Written instruction ->
Output each entry that follows exactly. Images stay out.

··········

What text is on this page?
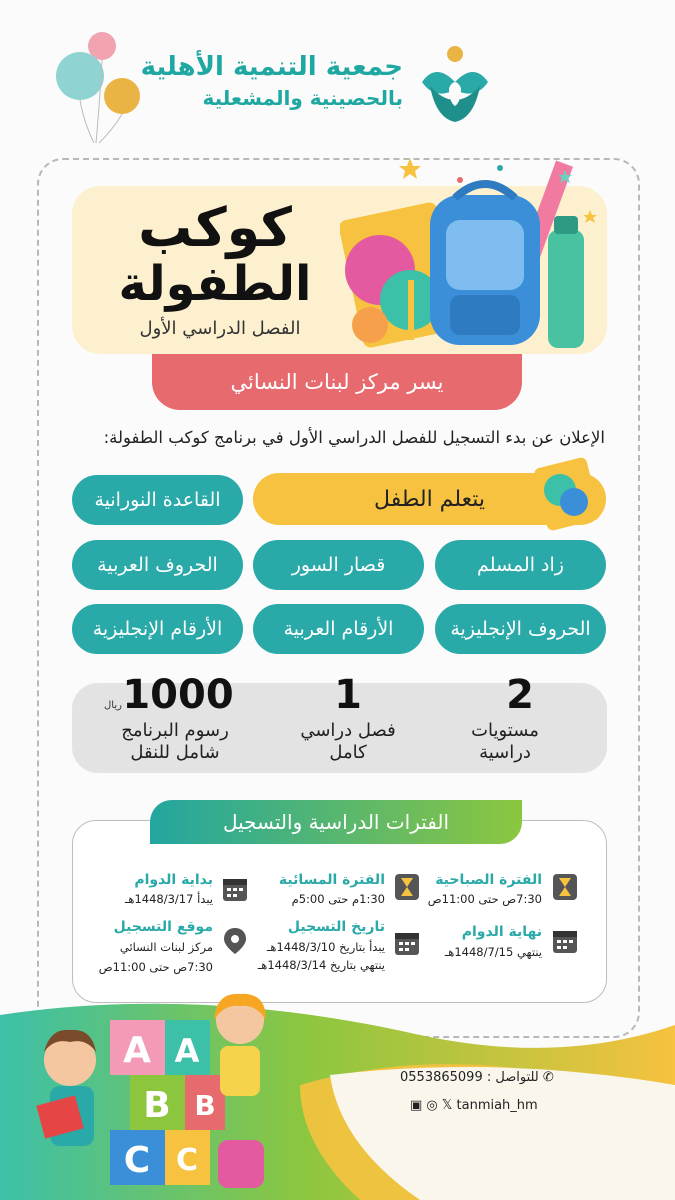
جمعية التنمية الأهلية
بالحصينية والمشعلية
كوكب
الطفولة
الفصل الدراسي الأول
يسر مركز لبنات النسائي
الإعلان عن بدء التسجيل للفصل الدراسي الأول في برنامج كوكب الطفولة:
يتعلم الطفل
القاعدة النورانية
زاد المسلم
قصار السور
الحروف العربية
الحروف الإنجليزية
الأرقام العربية
الأرقام الإنجليزية
2
مستويات
دراسية
1
فصل دراسي
كامل
1000
ريال
رسوم البرنامج
شامل للنقل
الفترات الدراسية والتسجيل
الفترة الصباحية
7:30ص حتى 11:00ص
نهاية الدوام
ينتهي 1448/7/15هـ
الفترة المسائية
1:30م حتى 5:00م
تاريخ التسجيل
يبدأ بتاريخ 1448/3/10هـ
ينتهي بتاريخ 1448/3/14هـ
بداية الدوام
يبدأ 1448/3/17هـ
موقع التسجيل
مركز لبنات النسائي
7:30ص حتى 11:00ص
A A
B B
C C
✆ للتواصل : 0553865099
▣ ◎ 𝕏 tanmiah_hm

··········

Expected answer ->
What text is on this page?
جمعية التنمية الأهلية
بالحصينية والمشعلية
كوكب
الطفولة
الفصل الدراسي الأول
يسر مركز لبنات النسائي
الإعلان عن بدء التسجيل للفصل الدراسي الأول في برنامج كوكب الطفولة:
يتعلم الطفل
القاعدة النورانية
زاد المسلم
قصار السور
الحروف العربية
الحروف الإنجليزية
الأرقام العربية
الأرقام الإنجليزية
2
مستويات
دراسية
1
فصل دراسي
كامل
1000
ريال
رسوم البرنامج
شامل للنقل
الفترات الدراسية والتسجيل
الفترة الصباحية
7:30ص حتى 11:00ص
نهاية الدوام
ينتهي 1448/7/15هـ
الفترة المسائية
1:30م حتى 5:00م
تاريخ التسجيل
يبدأ بتاريخ 1448/3/10هـ
ينتهي بتاريخ 1448/3/14هـ
بداية الدوام
يبدأ 1448/3/17هـ
موقع التسجيل
مركز لبنات النسائي
7:30ص حتى 11:00ص
A A
B B
C C
✆ للتواصل : 0553865099
▣ ◎ 𝕏 tanmiah_hm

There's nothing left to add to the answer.